* AIM OF THE TASK
Copy out each line below that has the word "type" in it.

* INPUT ROWS
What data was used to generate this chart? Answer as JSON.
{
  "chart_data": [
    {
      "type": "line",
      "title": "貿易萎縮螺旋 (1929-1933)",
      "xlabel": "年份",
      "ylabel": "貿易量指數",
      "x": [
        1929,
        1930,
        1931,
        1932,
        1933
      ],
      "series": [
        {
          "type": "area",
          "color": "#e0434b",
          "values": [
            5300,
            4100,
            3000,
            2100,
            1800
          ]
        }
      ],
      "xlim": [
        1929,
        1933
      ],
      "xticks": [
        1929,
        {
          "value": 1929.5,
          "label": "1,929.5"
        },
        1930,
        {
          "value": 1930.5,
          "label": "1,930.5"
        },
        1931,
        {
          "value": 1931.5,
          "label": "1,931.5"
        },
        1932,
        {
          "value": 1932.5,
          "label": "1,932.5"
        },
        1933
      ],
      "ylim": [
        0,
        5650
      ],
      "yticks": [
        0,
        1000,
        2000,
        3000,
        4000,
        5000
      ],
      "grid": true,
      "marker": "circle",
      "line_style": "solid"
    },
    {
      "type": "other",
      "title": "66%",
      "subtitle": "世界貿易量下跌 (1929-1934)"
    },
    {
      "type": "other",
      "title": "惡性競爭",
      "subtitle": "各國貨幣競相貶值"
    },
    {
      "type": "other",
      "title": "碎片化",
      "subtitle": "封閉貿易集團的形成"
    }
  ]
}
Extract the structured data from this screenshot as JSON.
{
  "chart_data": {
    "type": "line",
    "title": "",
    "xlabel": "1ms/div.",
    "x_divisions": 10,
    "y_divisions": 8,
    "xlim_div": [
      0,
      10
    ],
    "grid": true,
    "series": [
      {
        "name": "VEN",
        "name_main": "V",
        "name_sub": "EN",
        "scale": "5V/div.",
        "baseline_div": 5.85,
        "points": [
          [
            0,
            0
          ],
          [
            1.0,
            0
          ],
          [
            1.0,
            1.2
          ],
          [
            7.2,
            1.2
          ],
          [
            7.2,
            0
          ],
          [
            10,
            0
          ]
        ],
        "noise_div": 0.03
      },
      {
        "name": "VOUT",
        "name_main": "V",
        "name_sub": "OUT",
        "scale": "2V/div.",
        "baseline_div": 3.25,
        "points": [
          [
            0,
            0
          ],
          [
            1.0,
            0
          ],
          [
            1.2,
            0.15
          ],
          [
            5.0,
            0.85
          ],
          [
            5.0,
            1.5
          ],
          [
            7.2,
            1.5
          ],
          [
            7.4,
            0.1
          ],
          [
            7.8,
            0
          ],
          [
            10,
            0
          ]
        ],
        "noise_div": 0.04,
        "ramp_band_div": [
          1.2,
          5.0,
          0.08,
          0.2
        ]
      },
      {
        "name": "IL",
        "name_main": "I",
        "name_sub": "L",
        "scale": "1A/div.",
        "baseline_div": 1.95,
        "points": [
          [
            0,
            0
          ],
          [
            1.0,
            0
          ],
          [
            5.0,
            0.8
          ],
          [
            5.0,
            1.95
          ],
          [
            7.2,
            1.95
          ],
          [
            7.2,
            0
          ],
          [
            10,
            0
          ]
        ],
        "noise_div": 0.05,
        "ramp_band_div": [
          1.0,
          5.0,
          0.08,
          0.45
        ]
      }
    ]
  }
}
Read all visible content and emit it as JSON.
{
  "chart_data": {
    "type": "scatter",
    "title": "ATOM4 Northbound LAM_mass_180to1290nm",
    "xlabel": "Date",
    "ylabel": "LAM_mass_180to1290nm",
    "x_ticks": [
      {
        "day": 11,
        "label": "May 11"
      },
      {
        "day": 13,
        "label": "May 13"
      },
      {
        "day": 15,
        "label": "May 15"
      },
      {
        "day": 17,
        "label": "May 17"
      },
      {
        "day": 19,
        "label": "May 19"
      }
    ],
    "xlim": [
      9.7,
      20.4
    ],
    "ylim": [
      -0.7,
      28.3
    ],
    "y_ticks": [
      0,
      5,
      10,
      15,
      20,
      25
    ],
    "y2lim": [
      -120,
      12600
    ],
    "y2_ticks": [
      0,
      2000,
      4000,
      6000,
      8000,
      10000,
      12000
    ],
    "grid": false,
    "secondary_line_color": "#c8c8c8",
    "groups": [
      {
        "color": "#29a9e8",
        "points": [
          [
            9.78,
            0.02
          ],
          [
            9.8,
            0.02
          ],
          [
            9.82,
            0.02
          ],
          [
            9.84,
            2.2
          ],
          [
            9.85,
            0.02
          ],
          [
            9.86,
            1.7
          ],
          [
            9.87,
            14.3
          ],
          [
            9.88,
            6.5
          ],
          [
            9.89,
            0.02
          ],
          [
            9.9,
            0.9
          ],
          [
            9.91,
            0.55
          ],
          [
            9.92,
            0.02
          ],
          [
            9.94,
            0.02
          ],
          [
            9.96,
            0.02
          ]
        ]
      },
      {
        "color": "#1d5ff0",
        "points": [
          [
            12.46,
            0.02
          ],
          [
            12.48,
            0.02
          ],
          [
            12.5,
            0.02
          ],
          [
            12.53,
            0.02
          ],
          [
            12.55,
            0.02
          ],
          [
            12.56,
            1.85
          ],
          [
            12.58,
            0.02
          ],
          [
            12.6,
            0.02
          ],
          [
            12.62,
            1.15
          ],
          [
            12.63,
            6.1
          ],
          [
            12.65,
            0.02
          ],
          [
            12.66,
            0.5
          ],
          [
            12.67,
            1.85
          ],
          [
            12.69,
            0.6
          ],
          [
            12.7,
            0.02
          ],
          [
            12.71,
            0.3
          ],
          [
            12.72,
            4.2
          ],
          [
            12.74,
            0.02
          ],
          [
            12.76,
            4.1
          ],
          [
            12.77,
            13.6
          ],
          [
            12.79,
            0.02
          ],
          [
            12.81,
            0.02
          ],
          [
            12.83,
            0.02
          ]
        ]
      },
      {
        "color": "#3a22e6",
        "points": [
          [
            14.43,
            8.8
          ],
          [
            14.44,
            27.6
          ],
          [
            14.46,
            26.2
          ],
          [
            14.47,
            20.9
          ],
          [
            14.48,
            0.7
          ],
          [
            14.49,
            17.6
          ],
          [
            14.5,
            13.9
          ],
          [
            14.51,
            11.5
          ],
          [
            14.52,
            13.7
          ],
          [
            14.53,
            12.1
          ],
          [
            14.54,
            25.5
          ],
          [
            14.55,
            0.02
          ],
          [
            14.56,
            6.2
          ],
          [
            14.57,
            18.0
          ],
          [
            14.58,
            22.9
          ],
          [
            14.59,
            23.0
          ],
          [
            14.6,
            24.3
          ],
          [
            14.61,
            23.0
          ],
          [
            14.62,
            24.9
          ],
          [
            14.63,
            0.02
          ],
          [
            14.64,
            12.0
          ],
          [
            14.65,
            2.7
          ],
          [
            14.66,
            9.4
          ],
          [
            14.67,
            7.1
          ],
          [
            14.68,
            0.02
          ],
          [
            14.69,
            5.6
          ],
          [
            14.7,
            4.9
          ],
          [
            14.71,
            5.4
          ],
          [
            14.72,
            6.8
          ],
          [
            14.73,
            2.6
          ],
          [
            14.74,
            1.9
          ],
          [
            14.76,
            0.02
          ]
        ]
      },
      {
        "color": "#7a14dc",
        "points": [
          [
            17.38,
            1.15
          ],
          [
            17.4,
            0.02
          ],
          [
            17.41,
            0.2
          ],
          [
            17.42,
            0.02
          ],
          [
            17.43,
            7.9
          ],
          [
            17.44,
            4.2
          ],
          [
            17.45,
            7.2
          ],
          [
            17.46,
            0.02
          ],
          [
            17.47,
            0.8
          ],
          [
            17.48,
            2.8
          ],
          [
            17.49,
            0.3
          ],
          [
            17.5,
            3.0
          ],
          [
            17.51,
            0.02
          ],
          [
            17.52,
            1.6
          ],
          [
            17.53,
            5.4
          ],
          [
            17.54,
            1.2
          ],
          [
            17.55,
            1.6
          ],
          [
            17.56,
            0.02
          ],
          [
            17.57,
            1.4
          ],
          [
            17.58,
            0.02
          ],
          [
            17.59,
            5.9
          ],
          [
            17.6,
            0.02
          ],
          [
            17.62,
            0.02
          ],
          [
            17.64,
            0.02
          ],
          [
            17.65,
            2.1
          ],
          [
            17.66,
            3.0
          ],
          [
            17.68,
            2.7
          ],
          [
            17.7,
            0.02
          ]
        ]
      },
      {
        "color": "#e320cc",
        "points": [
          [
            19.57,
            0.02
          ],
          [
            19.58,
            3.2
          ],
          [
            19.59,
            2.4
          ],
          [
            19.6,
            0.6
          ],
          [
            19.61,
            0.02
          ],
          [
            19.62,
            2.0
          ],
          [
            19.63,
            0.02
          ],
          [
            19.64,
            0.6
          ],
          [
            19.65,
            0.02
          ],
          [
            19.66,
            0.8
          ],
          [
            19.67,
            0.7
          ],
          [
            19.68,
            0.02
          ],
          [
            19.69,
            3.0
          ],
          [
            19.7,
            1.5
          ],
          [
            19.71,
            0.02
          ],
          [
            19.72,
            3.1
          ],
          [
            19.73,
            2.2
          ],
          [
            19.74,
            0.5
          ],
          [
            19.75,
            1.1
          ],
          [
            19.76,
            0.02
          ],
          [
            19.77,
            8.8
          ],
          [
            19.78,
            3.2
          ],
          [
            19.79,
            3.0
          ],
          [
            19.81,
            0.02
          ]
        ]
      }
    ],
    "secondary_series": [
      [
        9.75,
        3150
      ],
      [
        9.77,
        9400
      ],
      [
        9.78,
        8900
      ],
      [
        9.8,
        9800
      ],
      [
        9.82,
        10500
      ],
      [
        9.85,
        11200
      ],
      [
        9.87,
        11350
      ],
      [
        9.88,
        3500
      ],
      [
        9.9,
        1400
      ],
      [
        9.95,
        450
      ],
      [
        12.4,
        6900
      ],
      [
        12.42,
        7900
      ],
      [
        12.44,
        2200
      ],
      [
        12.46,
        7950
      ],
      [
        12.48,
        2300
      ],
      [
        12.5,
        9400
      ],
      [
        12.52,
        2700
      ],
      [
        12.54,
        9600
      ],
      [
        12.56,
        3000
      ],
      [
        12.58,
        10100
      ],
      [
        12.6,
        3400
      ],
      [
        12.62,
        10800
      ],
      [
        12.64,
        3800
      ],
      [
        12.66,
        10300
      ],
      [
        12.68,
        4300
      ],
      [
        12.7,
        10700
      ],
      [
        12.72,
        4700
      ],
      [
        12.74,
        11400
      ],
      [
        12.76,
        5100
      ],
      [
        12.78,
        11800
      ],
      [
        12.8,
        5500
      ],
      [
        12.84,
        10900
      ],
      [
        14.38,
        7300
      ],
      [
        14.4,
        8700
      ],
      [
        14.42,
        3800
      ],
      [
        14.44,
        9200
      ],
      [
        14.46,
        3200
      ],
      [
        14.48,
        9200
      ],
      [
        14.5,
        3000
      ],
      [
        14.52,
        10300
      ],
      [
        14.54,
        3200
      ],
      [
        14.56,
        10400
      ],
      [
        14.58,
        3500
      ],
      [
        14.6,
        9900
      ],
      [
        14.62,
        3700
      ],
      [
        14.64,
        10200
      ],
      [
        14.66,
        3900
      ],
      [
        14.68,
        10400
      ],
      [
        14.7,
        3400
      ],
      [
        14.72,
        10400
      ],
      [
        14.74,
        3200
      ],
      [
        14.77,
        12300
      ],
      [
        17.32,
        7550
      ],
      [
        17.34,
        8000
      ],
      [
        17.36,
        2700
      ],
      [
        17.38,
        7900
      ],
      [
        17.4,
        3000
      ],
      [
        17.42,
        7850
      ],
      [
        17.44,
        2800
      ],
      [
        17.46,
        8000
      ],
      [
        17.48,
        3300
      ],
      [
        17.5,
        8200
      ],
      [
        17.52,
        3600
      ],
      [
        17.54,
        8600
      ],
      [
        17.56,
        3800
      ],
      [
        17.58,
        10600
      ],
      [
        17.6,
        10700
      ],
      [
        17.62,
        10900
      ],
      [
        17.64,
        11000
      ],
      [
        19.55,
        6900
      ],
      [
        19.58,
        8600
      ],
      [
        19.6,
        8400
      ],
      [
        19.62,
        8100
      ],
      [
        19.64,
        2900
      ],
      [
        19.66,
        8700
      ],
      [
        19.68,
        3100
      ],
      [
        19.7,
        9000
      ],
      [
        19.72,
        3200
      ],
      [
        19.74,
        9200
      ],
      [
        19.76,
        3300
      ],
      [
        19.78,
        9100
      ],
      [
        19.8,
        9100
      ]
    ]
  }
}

* SOLVED EXERCISE
      "type": "line",
          "type": "area",
      "type": "other",
      "type": "other",
      "type": "other",
    "type": "line",
    "type": "scatter",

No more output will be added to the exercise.